パワハラ防止対策の義務が法制化されることが決まり、大企業では2020年6月1日から、中小企業では2022年4月1日からそれぞれ義務化されます。パワハラに該当する行為の具体例や定義などを厚生労働省から出されて、企業はこのガイドラインに沿って順守していくことが求められます。無料メルマガ『新米社労士ドタバタ日記 奮闘編』では、裁判で「パワハラでない」と判決が出たにもかかわらず賠償金の支払いを命じた裁判事例をピックアップ。一体何が問題だったのか? その本質に迫ります。

パワハラの境界線とは?

12月に入り、事務所もますます慌ただしくなってきた。どこの社労士事務所もそうだろうが、賞与の支払報告届、年末調整、年賀状や年末年始のご挨拶文の発信準備、1月1日付の労使協定やその他今年中に届出しておきたい手続き関係などが山積みだ。それに顧問先様への年末ごあいさつ回りなど。

今日は、ちょうど昨日所長に同行した年末のあいさつ回りのときの話をしたい。


所長 「今年もお世話になりました。今日は私も伺いました。最近は、いかがですか?」

E社社長 「今日は所長さんもですか。すみません、なにかあったら担当の深田くんと新米くんに聞いているので今のところは大丈夫ですよ。ところで、来年に向け、新しい法改正など気にしておかないといけないことは何でしょう?」

所長 「働き方改革関連の動きは常にご案内している通りです。E社さんの場合、同一労働同一賃金については、賃金規程などの変更を伴うと思います。パワハラ法の施行についてもご案内済みですが、裁判ではパワハラに該当しないとされた場合でも、従業員が自殺したことから、安全配慮義務違反有りで、6,142万円払えと命じられた判決が出ています。注意してくださいね」

E社社長 「ん?それって具体的にはどういう内容ですか…?」

所長 「徳島でのゆうちょ銀行の判決なんです。大学卒業後の1997年4月に採用され、徳島市の徳島貯金事務センターに勤めていた男性(当時43)が上司らのパワハラで自殺したとして、母親がゆうちょ銀行に8,189万2,175円の損害賠償を求めた訴訟の判決です。男性は2013年の異動以降、国債や年金に関する業務に従事。書類の確認漏れなどの形式的なミスが多く、上司らB、Cからたびたび叱責され、男性は、さらに上のDに異動を希望したがかなわず、2015年6月に自殺したんです」

E社担当 「訴えは、パワハラとしてなんですよね?」

所長 「そうですね。男性が帰省した実家で自殺したのは、パワハラが原因であると主張し、ゆうちょ銀行に使用者責任(民法715条)または安全配慮義務違反等の債務不履行(民法415条)があるとして損害賠償を請求したんです」

E社社長「うーーーん、パワハラってどんな内容だったんですか?」

======

取り組む内容:
A. パワハラ裁判の文章では、パワハラに該当しないとされながらも安全配慮義務違反で支払いを命じられた金額はいくらか。
B. パワハラ裁判の文章を、最後の文のあとから書き進めてください。

======

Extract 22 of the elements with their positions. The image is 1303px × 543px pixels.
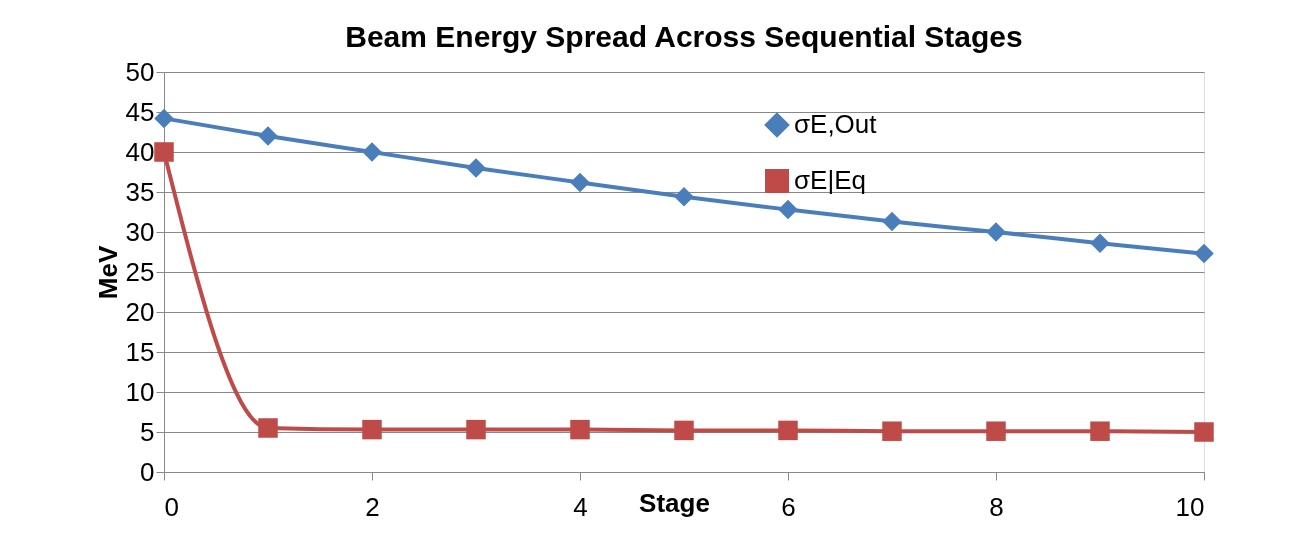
y-tick-label: 20 [125, 296, 155, 327]
y-tick-label: 0 [140, 456, 155, 487]
y-tick-label: 50 [125, 56, 155, 87]
x-axis-title: Stage [639, 487, 710, 518]
y-tick-label: 5 [140, 416, 155, 447]
x-tick-label: 2 [365, 491, 380, 522]
x-tick-label: 6 [781, 491, 796, 522]
x-tick-label: 8 [989, 491, 1004, 522]
y-tick-label: 30 [125, 216, 155, 247]
y-tick-label: 10 [125, 376, 155, 407]
y-tick-label: 25 [125, 256, 155, 287]
y-tick-label: 15 [125, 336, 155, 367]
x-tick-label: 10 [1175, 491, 1205, 522]
y-axis-title: MeV [92, 245, 123, 300]
legend-label: σE|Eq [794, 165, 866, 195]
x-tick-label: 4 [573, 491, 588, 522]
legend-label: σE,Out [794, 109, 878, 139]
y-tick-label: 45 [125, 96, 155, 127]
y-tick-label: 35 [125, 176, 155, 207]
x-tick-label: 0 [164, 491, 179, 522]
chart-title: Beam Energy Spread Across Sequential Stages [345, 20, 1023, 53]
y-tick-label: 40 [125, 136, 155, 167]
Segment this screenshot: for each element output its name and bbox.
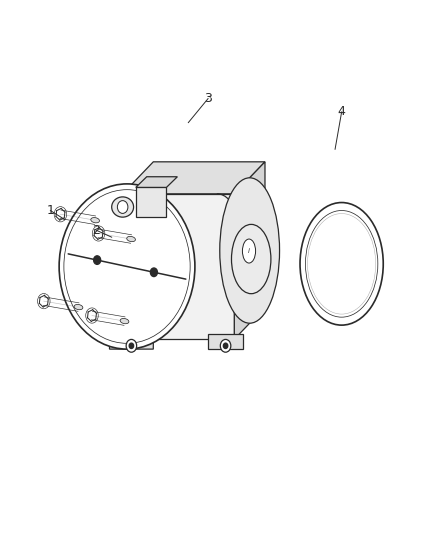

======

演習の解答:
A. 6,142万円です。

B.
所長 「ハラスメント行為と言われたのは、日常的な強い叱責です。『ここのとこって前も注意したでえな。確認せんかったん。どこを見たん』『何回も言ようよな。マニュアルをきちんと見ながらしたら、こんなミスは起こるわけがない。きちんとマニュアルを見ながら、時間かかってもいいからするようにしてください。あと、作成した書類については、蛍光ペンで自分でセルフチェックを必ずしてください。見たつもりにならないように、きちんと見たところを一文字一文字マーカーでチェックしてから出してな』『どこまでできとん。何ができてないん。どこが原因なん』。それと、叱責する際に、『こう』と呼ばれていた男性について『こうっ』と見下すように呼び捨てにしていたことなどが認定されています」

E社社長 「どの程度強い言い方だったのかや言葉のトーンはわからないけれど、それくらいの内容の注意はおかしくないし、普通ですよねー。昔なんか、持っているノートで頭をバシッとされたり、灰皿飛んで来たりなんてのも日常的にありましたよ」

所長 「部下の書類作成のミスを指摘して改善を求めることは社内ルールとされており、上司としての業務でした。実際、頻繁に書類作成のミスをしていたことから、日常的に叱責が継続したのですが、上司が何ら理由なく叱責したことはないと判断されました。また、叱責の具体的な発言内容は人格的非難に及ぶものではなかったと判断されました。そのため、本件事件では、一連の叱責が、業務上の指導の範囲を逸脱し、社会通念上違法なものであったとまでは認定されなかったんです」

E社社長 「ですよねー」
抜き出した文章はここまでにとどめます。